Your task is to copy the listing exactly, with the pictures left out.

|---|

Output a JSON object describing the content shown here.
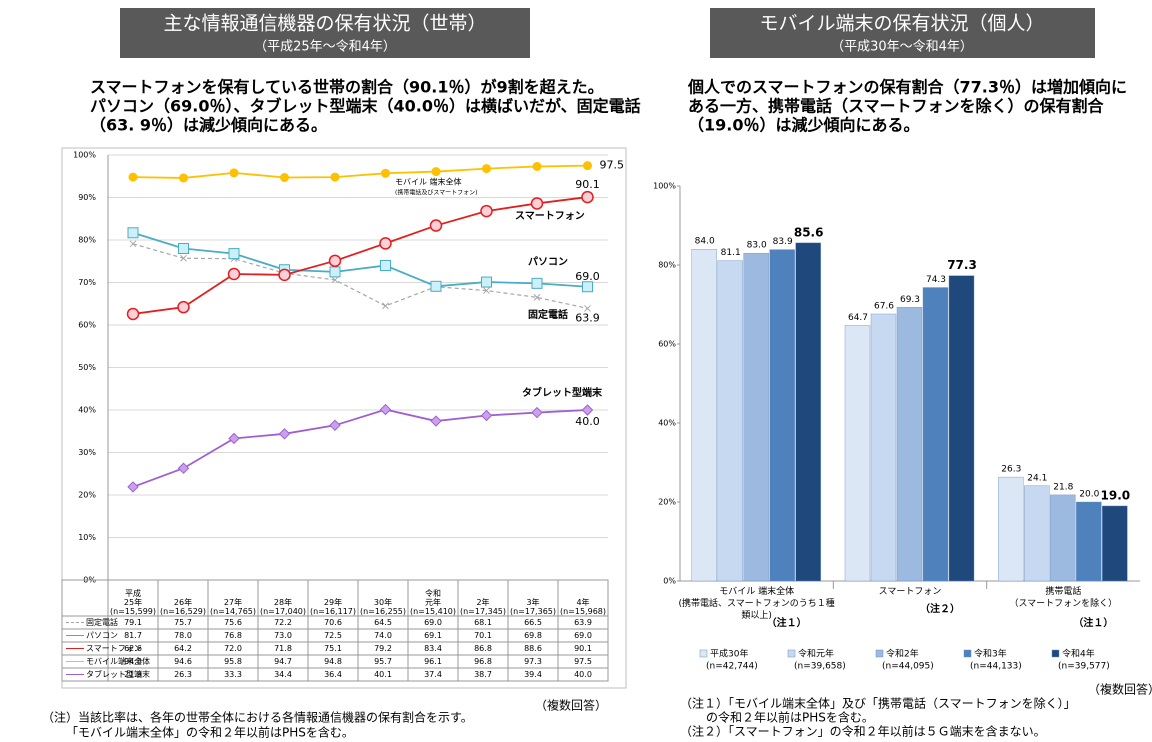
{
  "chart_data": [
    {
      "type": "line",
      "title": "主な情報通信機器の保有状況（世帯）",
      "subtitle": "（平成25年～令和4年）",
      "summary": [
        "スマートフォンを保有している世帯の割合（90.1％）が9割を超えた。",
        "パソコン（69.0％）、タブレット型端末（40.0％）は横ばいだが、固定電話",
        "（63. 9％）は減少傾向にある。"
      ],
      "categories": [
        [
          "平成",
          "25年",
          "(n=15,599)"
        ],
        [
          "26年",
          "(n=16,529)"
        ],
        [
          "27年",
          "(n=14,765)"
        ],
        [
          "28年",
          "(n=17,040)"
        ],
        [
          "29年",
          "(n=16,117)"
        ],
        [
          "30年",
          "(n=16,255)"
        ],
        [
          "令和",
          "元年",
          "(n=15,410)"
        ],
        [
          "2年",
          "(n=17,345)"
        ],
        [
          "3年",
          "(n=17,365)"
        ],
        [
          "4年",
          "(n=15,968)"
        ]
      ],
      "series": [
        {
          "name": "固定電話",
          "color": "#a6a6a6",
          "values": [
            79.1,
            75.7,
            75.6,
            72.2,
            70.6,
            64.5,
            69.0,
            68.1,
            66.5,
            63.9
          ],
          "value_labels": [
            "79.1",
            "75.7",
            "75.6",
            "72.2",
            "70.6",
            "64.5",
            "69.0",
            "68.1",
            "66.5",
            "63.9"
          ]
        },
        {
          "name": "パソコン",
          "color": "#4bacc6",
          "values": [
            81.7,
            78.0,
            76.8,
            73.0,
            72.5,
            74.0,
            69.1,
            70.1,
            69.8,
            69.0
          ],
          "value_labels": [
            "81.7",
            "78.0",
            "76.8",
            "73.0",
            "72.5",
            "74.0",
            "69.1",
            "70.1",
            "69.8",
            "69.0"
          ]
        },
        {
          "name": "スマートフォン",
          "color": "#e02020",
          "values": [
            62.6,
            64.2,
            72.0,
            71.8,
            75.1,
            79.2,
            83.4,
            86.8,
            88.6,
            90.1
          ],
          "value_labels": [
            "62.6",
            "64.2",
            "72.0",
            "71.8",
            "75.1",
            "79.2",
            "83.4",
            "86.8",
            "88.6",
            "90.1"
          ]
        },
        {
          "name": "モバイル端末全体",
          "color": "#ffc000",
          "values": [
            94.8,
            94.6,
            95.8,
            94.7,
            94.8,
            95.7,
            96.1,
            96.8,
            97.3,
            97.5
          ],
          "value_labels": [
            "94.8",
            "94.6",
            "95.8",
            "94.7",
            "94.8",
            "95.7",
            "96.1",
            "96.8",
            "97.3",
            "97.5"
          ]
        },
        {
          "name": "タブレット型端末",
          "color": "#9f5fd0",
          "values": [
            21.9,
            26.3,
            33.3,
            34.4,
            36.4,
            40.1,
            37.4,
            38.7,
            39.4,
            40.0
          ],
          "value_labels": [
            "21.9",
            "26.3",
            "33.3",
            "34.4",
            "36.4",
            "40.1",
            "37.4",
            "38.7",
            "39.4",
            "40.0"
          ]
        }
      ],
      "annotations": [
        "モバイル 端末全体",
        "(携帯電話及びスマートフォン)",
        "スマートフォン",
        "パソコン",
        "固定電話",
        "タブレット型端末"
      ],
      "ylim": [
        0,
        100
      ],
      "yticks": [
        {
          "value": 0,
          "label": "0%"
        },
        {
          "value": 10,
          "label": "10%"
        },
        {
          "value": 20,
          "label": "20%"
        },
        {
          "value": 30,
          "label": "30%"
        },
        {
          "value": 40,
          "label": "40%"
        },
        {
          "value": 50,
          "label": "50%"
        },
        {
          "value": 60,
          "label": "60%"
        },
        {
          "value": 70,
          "label": "70%"
        },
        {
          "value": 80,
          "label": "80%"
        },
        {
          "value": 90,
          "label": "90%"
        },
        {
          "value": 100,
          "label": "100%"
        }
      ],
      "grid": true,
      "note": "（複数回答）",
      "footnotes": [
        "（注）当該比率は、各年の世帯全体における各情報通信機器の保有割合を示す。",
        "「モバイル端末全体」の令和２年以前はPHSを含む。"
      ]
    },
    {
      "type": "bar",
      "title": "モバイル端末の保有状況（個人）",
      "subtitle": "（平成30年～令和4年）",
      "summary": [
        "個人でのスマートフォンの保有割合（77.3％）は増加傾向に",
        "ある一方、携帯電話（スマートフォンを除く）の保有割合",
        "（19.0％）は減少傾向にある。"
      ],
      "categories": [
        [
          "モバイル 端末全体",
          "(携帯電話、スマートフォンのうち１種",
          "類以上)"
        ],
        [
          "スマートフォン"
        ],
        [
          "携帯電話",
          "（スマートフォンを除く）"
        ]
      ],
      "category_notes": [
        "（注１）",
        "（注２）",
        "（注１）"
      ],
      "series": [
        {
          "name": "平成30年",
          "n": "(n=42,744)",
          "color": "#dce7f5",
          "values": [
            84.0,
            64.7,
            26.3
          ],
          "value_labels": [
            "84.0",
            "64.7",
            "26.3"
          ]
        },
        {
          "name": "令和元年",
          "n": "(n=39,658)",
          "color": "#c6d9f1",
          "values": [
            81.1,
            67.6,
            24.1
          ],
          "value_labels": [
            "81.1",
            "67.6",
            "24.1"
          ]
        },
        {
          "name": "令和2年",
          "n": "(n=44,095)",
          "color": "#9cb9df",
          "values": [
            83.0,
            69.3,
            21.8
          ],
          "value_labels": [
            "83.0",
            "69.3",
            "21.8"
          ]
        },
        {
          "name": "令和3年",
          "n": "(n=44,133)",
          "color": "#4f81bd",
          "values": [
            83.9,
            74.3,
            20.0
          ],
          "value_labels": [
            "83.9",
            "74.3",
            "20.0"
          ]
        },
        {
          "name": "令和4年",
          "n": "(n=39,577)",
          "color": "#1f497d",
          "values": [
            85.6,
            77.3,
            19.0
          ],
          "value_labels": [
            "85.6",
            "77.3",
            "19.0"
          ]
        }
      ],
      "ylim": [
        0,
        100
      ],
      "yticks": [
        {
          "value": 0,
          "label": "0%"
        },
        {
          "value": 20,
          "label": "20%"
        },
        {
          "value": 40,
          "label": "40%"
        },
        {
          "value": 60,
          "label": "60%"
        },
        {
          "value": 80,
          "label": "80%"
        },
        {
          "value": 100,
          "label": "100%"
        }
      ],
      "grid": false,
      "note": "（複数回答）",
      "footnotes": [
        "（注１）「モバイル端末全体」及び「携帯電話（スマートフォンを除く）」",
        "の令和２年以前はPHSを含む。",
        "（注２）「スマートフォン」の令和２年以前は５Ｇ端末を含まない。"
      ]
    }
  ]
}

|---|

== Solution to the problem ==
Output a JSON object describing the content shown here.
{
  "chart_data": [
    {
      "type": "line",
      "title": "主な情報通信機器の保有状況（世帯）",
      "subtitle": "（平成25年～令和4年）",
      "summary": [
        "スマートフォンを保有している世帯の割合（90.1％）が9割を超えた。",
        "パソコン（69.0％）、タブレット型端末（40.0％）は横ばいだが、固定電話",
        "（63. 9％）は減少傾向にある。"
      ],
      "categories": [
        [
          "平成",
          "25年",
          "(n=15,599)"
        ],
        [
          "26年",
          "(n=16,529)"
        ],
        [
          "27年",
          "(n=14,765)"
        ],
        [
          "28年",
          "(n=17,040)"
        ],
        [
          "29年",
          "(n=16,117)"
        ],
        [
          "30年",
          "(n=16,255)"
        ],
        [
          "令和",
          "元年",
          "(n=15,410)"
        ],
        [
          "2年",
          "(n=17,345)"
        ],
        [
          "3年",
          "(n=17,365)"
        ],
        [
          "4年",
          "(n=15,968)"
        ]
      ],
      "series": [
        {
          "name": "固定電話",
          "color": "#a6a6a6",
          "values": [
            79.1,
            75.7,
            75.6,
            72.2,
            70.6,
            64.5,
            69.0,
            68.1,
            66.5,
            63.9
          ],
          "value_labels": [
            "79.1",
            "75.7",
            "75.6",
            "72.2",
            "70.6",
            "64.5",
            "69.0",
            "68.1",
            "66.5",
            "63.9"
          ]
        },
        {
          "name": "パソコン",
          "color": "#4bacc6",
          "values": [
            81.7,
            78.0,
            76.8,
            73.0,
            72.5,
            74.0,
            69.1,
            70.1,
            69.8,
            69.0
          ],
          "value_labels": [
            "81.7",
            "78.0",
            "76.8",
            "73.0",
            "72.5",
            "74.0",
            "69.1",
            "70.1",
            "69.8",
            "69.0"
          ]
        },
        {
          "name": "スマートフォン",
          "color": "#e02020",
          "values": [
            62.6,
            64.2,
            72.0,
            71.8,
            75.1,
            79.2,
            83.4,
            86.8,
            88.6,
            90.1
          ],
          "value_labels": [
            "62.6",
            "64.2",
            "72.0",
            "71.8",
            "75.1",
            "79.2",
            "83.4",
            "86.8",
            "88.6",
            "90.1"
          ]
        },
        {
          "name": "モバイル端末全体",
          "color": "#ffc000",
          "values": [
            94.8,
            94.6,
            95.8,
            94.7,
            94.8,
            95.7,
            96.1,
            96.8,
            97.3,
            97.5
          ],
          "value_labels": [
            "94.8",
            "94.6",
            "95.8",
            "94.7",
            "94.8",
            "95.7",
            "96.1",
            "96.8",
            "97.3",
            "97.5"
          ]
        },
        {
          "name": "タブレット型端末",
          "color": "#9f5fd0",
          "values": [
            21.9,
            26.3,
            33.3,
            34.4,
            36.4,
            40.1,
            37.4,
            38.7,
            39.4,
            40.0
          ],
          "value_labels": [
            "21.9",
            "26.3",
            "33.3",
            "34.4",
            "36.4",
            "40.1",
            "37.4",
            "38.7",
            "39.4",
            "40.0"
          ]
        }
      ],
      "annotations": [
        "モバイル 端末全体",
        "(携帯電話及びスマートフォン)",
        "スマートフォン",
        "パソコン",
        "固定電話",
        "タブレット型端末"
      ],
      "ylim": [
        0,
        100
      ],
      "yticks": [
        {
          "value": 0,
          "label": "0%"
        },
        {
          "value": 10,
          "label": "10%"
        },
        {
          "value": 20,
          "label": "20%"
        },
        {
          "value": 30,
          "label": "30%"
        },
        {
          "value": 40,
          "label": "40%"
        },
        {
          "value": 50,
          "label": "50%"
        },
        {
          "value": 60,
          "label": "60%"
        },
        {
          "value": 70,
          "label": "70%"
        },
        {
          "value": 80,
          "label": "80%"
        },
        {
          "value": 90,
          "label": "90%"
        },
        {
          "value": 100,
          "label": "100%"
        }
      ],
      "grid": true,
      "note": "（複数回答）",
      "footnotes": [
        "（注）当該比率は、各年の世帯全体における各情報通信機器の保有割合を示す。",
        "「モバイル端末全体」の令和２年以前はPHSを含む。"
      ]
    },
    {
      "type": "bar",
      "title": "モバイル端末の保有状況（個人）",
      "subtitle": "（平成30年～令和4年）",
      "summary": [
        "個人でのスマートフォンの保有割合（77.3％）は増加傾向に",
        "ある一方、携帯電話（スマートフォンを除く）の保有割合",
        "（19.0％）は減少傾向にある。"
      ],
      "categories": [
        [
          "モバイル 端末全体",
          "(携帯電話、スマートフォンのうち１種",
          "類以上)"
        ],
        [
          "スマートフォン"
        ],
        [
          "携帯電話",
          "（スマートフォンを除く）"
        ]
      ],
      "category_notes": [
        "（注１）",
        "（注２）",
        "（注１）"
      ],
      "series": [
        {
          "name": "平成30年",
          "n": "(n=42,744)",
          "color": "#dce7f5",
          "values": [
            84.0,
            64.7,
            26.3
          ],
          "value_labels": [
            "84.0",
            "64.7",
            "26.3"
          ]
        },
        {
          "name": "令和元年",
          "n": "(n=39,658)",
          "color": "#c6d9f1",
          "values": [
            81.1,
            67.6,
            24.1
          ],
          "value_labels": [
            "81.1",
            "67.6",
            "24.1"
          ]
        },
        {
          "name": "令和2年",
          "n": "(n=44,095)",
          "color": "#9cb9df",
          "values": [
            83.0,
            69.3,
            21.8
          ],
          "value_labels": [
            "83.0",
            "69.3",
            "21.8"
          ]
        },
        {
          "name": "令和3年",
          "n": "(n=44,133)",
          "color": "#4f81bd",
          "values": [
            83.9,
            74.3,
            20.0
          ],
          "value_labels": [
            "83.9",
            "74.3",
            "20.0"
          ]
        },
        {
          "name": "令和4年",
          "n": "(n=39,577)",
          "color": "#1f497d",
          "values": [
            85.6,
            77.3,
            19.0
          ],
          "value_labels": [
            "85.6",
            "77.3",
            "19.0"
          ]
        }
      ],
      "ylim": [
        0,
        100
      ],
      "yticks": [
        {
          "value": 0,
          "label": "0%"
        },
        {
          "value": 20,
          "label": "20%"
        },
        {
          "value": 40,
          "label": "40%"
        },
        {
          "value": 60,
          "label": "60%"
        },
        {
          "value": 80,
          "label": "80%"
        },
        {
          "value": 100,
          "label": "100%"
        }
      ],
      "grid": false,
      "note": "（複数回答）",
      "footnotes": [
        "（注１）「モバイル端末全体」及び「携帯電話（スマートフォンを除く）」",
        "の令和２年以前はPHSを含む。",
        "（注２）「スマートフォン」の令和２年以前は５Ｇ端末を含まない。"
      ]
    }
  ]
}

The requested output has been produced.